RECORDS TO USE:
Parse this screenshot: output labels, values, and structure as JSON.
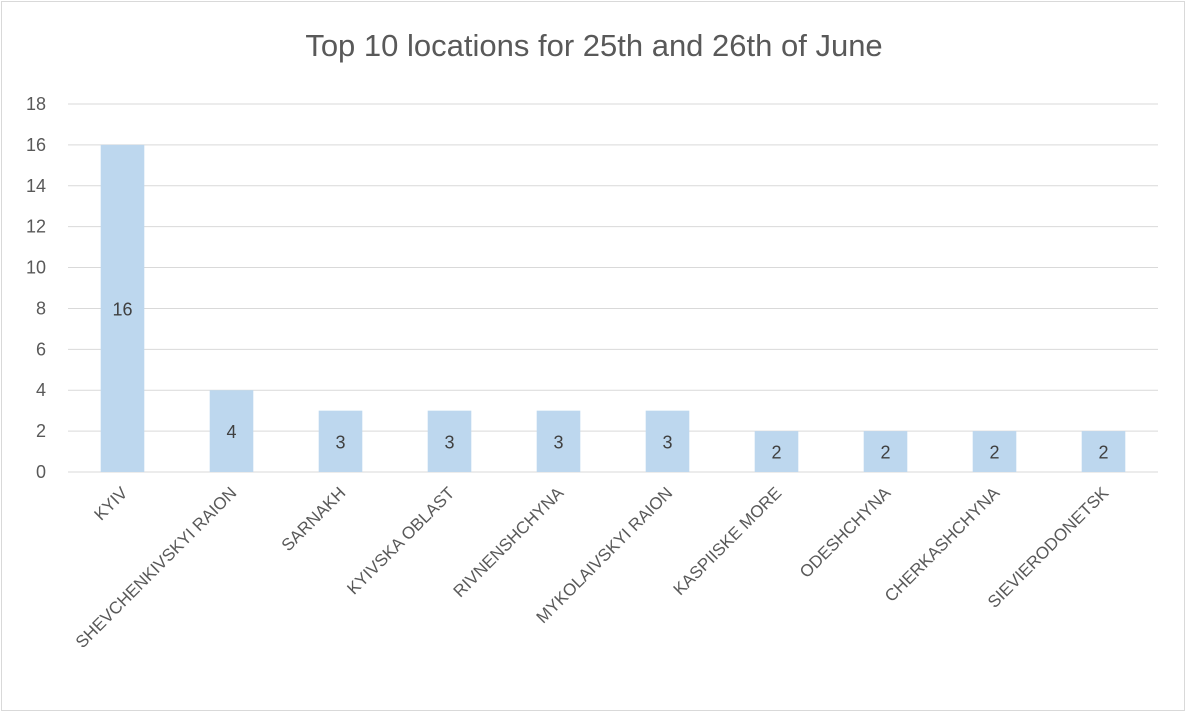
{
  "chart_data": {
    "type": "bar",
    "title": "Top 10 locations for 25th and 26th of June",
    "categories": [
      "KYIV",
      "SHEVCHENKIVSKYI RAION",
      "SARNAKH",
      "KYIVSKA OBLAST",
      "RIVNENSHCHYNA",
      "MYKOLAIVSKYI RAION",
      "KASPIISKE MORE",
      "ODESHCHYNA",
      "CHERKASHCHYNA",
      "SIEVIERODONETSK"
    ],
    "values": [
      16,
      4,
      3,
      3,
      3,
      3,
      2,
      2,
      2,
      2
    ],
    "ylim": [
      0,
      18
    ],
    "yticks": [
      0,
      2,
      4,
      6,
      8,
      10,
      12,
      14,
      16,
      18
    ],
    "grid": true,
    "data_labels": true,
    "legend": "none",
    "bar_color": "#bdd7ee",
    "grid_color": "#d9d9d9"
  }
}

DIRECTION: Repeat all the data as it stands, dropping any images it holds.

RESULT FOR THIS TASK:
Parse this screenshot: output labels, values, and structure as JSON.
{
  "chart_data": {
    "type": "bar",
    "title": "Top 10 locations for 25th and 26th of June",
    "categories": [
      "KYIV",
      "SHEVCHENKIVSKYI RAION",
      "SARNAKH",
      "KYIVSKA OBLAST",
      "RIVNENSHCHYNA",
      "MYKOLAIVSKYI RAION",
      "KASPIISKE MORE",
      "ODESHCHYNA",
      "CHERKASHCHYNA",
      "SIEVIERODONETSK"
    ],
    "values": [
      16,
      4,
      3,
      3,
      3,
      3,
      2,
      2,
      2,
      2
    ],
    "ylim": [
      0,
      18
    ],
    "yticks": [
      0,
      2,
      4,
      6,
      8,
      10,
      12,
      14,
      16,
      18
    ],
    "grid": true,
    "data_labels": true,
    "legend": "none",
    "bar_color": "#bdd7ee",
    "grid_color": "#d9d9d9"
  }
}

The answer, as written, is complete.